### To-do list
1) Change "productivity" to "output" in the text on plant productivity and markets in India, and give the passage between "1University of Hohenheim, Farming" and "and possible causalities.", inclusive, with that change made.
2) Write the next part of the text on plant productivity and markets in India, picking up after its last sentence.

### Provided text
********
Response of Plant Productivity to Improved Agricultural Markets in India: An Advanced Application of Econometric Cross-Section Time Series Analysis

Armen Khachatryan1, Matthias von Oppen2, Reiner Doluschitz1, Nune Khachatryan3

1University of Hohenheim, Farming and Rural Systems in the Tropics and Subtropics, Germany
2University of Hohenheim, Agricultural Economics and Social Sciences in the Tropics and Subtropics, Germany
3University of Hohenheim, International Agricultural Trade and Food Security, Germany


Abstract


Many decades of research in agricultural productivity witness mostly efforts to show the usefulness of the application of more and better inputs (e.g. fertiliser) and other important production factors (e.g. credit). Recent studies, in addition, pay increasingly more attention to the role of agricultural markets in achieving better productivity.
These studies show significant relationships of productivity increasing with better market access however using only cross-sectional data thus not considering the dynamic effects and possible causalities.
Our study investigates the impact of market access proxy variables on the aggregated plant productivity using a cross-section time-series dataset on 235 districts in India over a time period of 29 years.
********
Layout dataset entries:
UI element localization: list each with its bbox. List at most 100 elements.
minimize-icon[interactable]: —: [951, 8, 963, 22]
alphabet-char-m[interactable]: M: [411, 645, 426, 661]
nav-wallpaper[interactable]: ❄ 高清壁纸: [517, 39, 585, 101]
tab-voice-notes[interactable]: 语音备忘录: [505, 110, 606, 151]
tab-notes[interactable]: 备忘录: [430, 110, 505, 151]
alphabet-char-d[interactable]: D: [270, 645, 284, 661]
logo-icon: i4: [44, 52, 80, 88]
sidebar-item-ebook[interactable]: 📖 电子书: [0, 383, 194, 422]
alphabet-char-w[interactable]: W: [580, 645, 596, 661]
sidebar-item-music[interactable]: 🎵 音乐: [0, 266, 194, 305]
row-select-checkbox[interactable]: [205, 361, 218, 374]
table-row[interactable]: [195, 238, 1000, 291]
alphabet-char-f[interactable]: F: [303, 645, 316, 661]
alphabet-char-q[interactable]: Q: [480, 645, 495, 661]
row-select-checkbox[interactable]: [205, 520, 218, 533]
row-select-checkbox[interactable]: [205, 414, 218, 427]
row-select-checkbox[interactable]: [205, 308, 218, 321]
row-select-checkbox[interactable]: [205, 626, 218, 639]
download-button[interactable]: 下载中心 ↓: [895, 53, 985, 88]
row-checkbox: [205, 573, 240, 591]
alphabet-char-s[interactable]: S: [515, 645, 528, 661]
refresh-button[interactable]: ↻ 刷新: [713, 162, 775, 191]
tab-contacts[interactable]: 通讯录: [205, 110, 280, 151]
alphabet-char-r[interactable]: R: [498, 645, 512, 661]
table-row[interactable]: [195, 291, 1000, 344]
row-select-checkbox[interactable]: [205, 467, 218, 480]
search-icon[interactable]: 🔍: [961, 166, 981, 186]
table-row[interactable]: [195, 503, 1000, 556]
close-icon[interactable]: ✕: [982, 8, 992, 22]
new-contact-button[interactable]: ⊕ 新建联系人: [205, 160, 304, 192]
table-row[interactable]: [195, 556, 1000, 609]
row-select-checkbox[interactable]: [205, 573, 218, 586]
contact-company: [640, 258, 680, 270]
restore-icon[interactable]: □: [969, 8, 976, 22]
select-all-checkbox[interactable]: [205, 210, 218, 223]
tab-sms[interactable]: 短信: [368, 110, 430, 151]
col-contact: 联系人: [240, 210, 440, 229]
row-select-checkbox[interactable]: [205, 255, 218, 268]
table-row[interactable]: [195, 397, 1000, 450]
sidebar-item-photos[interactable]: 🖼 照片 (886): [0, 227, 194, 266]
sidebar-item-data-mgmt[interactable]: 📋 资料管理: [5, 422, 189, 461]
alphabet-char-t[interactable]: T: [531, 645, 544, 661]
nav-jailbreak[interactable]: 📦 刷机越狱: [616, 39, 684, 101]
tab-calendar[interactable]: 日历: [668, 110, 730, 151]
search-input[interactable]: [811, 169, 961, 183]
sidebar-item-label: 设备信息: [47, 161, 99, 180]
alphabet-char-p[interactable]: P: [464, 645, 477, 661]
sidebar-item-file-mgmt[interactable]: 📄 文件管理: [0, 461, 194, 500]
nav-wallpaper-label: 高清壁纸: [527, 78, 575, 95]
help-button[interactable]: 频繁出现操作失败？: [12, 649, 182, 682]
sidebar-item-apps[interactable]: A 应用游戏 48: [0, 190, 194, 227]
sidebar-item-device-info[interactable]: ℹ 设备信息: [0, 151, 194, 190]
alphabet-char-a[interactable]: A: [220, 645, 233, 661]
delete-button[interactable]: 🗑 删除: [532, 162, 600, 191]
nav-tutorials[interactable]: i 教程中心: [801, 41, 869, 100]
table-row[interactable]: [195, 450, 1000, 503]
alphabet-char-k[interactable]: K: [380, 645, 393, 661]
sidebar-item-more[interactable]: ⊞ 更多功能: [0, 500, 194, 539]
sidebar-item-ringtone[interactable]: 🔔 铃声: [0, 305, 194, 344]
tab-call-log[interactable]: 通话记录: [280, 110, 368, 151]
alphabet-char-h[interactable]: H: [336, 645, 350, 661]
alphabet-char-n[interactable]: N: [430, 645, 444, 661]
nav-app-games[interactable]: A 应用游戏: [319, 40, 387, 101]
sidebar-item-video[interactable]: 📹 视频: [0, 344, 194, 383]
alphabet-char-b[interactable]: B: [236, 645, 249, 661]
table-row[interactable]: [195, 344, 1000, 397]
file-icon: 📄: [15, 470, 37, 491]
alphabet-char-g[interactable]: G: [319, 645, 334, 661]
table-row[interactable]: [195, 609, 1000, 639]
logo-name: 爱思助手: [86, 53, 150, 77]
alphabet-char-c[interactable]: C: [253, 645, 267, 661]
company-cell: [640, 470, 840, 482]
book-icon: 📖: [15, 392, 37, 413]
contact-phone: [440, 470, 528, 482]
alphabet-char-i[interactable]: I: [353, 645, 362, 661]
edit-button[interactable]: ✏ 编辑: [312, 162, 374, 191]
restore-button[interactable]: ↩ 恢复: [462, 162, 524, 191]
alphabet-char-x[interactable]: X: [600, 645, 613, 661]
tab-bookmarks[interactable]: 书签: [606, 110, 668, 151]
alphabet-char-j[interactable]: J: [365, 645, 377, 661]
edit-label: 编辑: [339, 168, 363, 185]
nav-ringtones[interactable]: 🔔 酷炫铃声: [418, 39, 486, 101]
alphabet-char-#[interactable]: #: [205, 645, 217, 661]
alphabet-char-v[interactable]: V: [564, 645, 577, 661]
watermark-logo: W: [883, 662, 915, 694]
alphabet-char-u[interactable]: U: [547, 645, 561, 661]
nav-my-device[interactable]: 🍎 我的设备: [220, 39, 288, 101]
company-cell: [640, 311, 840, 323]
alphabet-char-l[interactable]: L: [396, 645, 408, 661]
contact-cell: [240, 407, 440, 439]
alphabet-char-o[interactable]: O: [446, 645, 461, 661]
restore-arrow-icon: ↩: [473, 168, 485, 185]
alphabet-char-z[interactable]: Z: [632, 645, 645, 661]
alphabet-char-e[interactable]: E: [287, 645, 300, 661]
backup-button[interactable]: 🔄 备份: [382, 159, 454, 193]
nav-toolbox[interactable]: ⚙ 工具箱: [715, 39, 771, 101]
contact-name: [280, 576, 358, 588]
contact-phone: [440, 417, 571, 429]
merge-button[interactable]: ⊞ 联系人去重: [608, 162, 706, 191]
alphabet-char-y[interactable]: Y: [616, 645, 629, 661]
********
### Task-by-task results
1)
1University of Hohenheim, Farming and Rural Systems in the Tropics and Subtropics, Germany
2University of Hohenheim, Agricultural Economics and Social Sciences in the Tropics and Subtropics, Germany
3University of Hohenheim, International Agricultural Trade and Food Security, Germany


Abstract


Many decades of research in agricultural output witness mostly efforts to show the usefulness of the application of more and better inputs (e.g. fertiliser) and other important production factors (e.g. credit). Recent studies, in addition, pay increasingly more attention to the role of agricultural markets in achieving better output.
These studies show significant relationships of output increasing with better market access however using only cross-sectional data thus not considering the dynamic effects and possible causalities.

2)
In the article we present the case of South India comparing the newest findings with the previously published results.
This article is a follow up of the earlier publications on the ongoing research, which, using more advanced methods of econometric analysis, attempts to prove the main hypothesis that better market access leads to improved productivity.
In this contribution, we go beyond modelling for fixed- and random-effects (widely used models for panel data analysis), and we apply more sophisticated Generalised Least Squares (GLS) models which count for heteroskedasticity and serial correlation in panels (tested using Wooldridge test and likelihood-ratio test respectively).
Our main variables of interest, road and market densities, are highly significant (and with the signs in expected direction) resulted from markedly improved model specifications confirming that we, in general, stay in accordance with our previous findings. New parameters demonstrate much less standard errors in addition to greater coefficients indicating towards considerable efficiency gains and more consistent results (also, 95% confidence intervals are much narrower). The lag with which productivity responds to market access is around three years.
Increase of 10% in road density results directly in 2.3 % increase in productivity. A 10%-increase in the number of regulated markets in a given area would bring about 1% productivity gain. The study also shows that other economic and socio-demographic variables, among others agricultural loans, literacy level, irrigated area, fertiliser application contribute immensely to increasing productivity.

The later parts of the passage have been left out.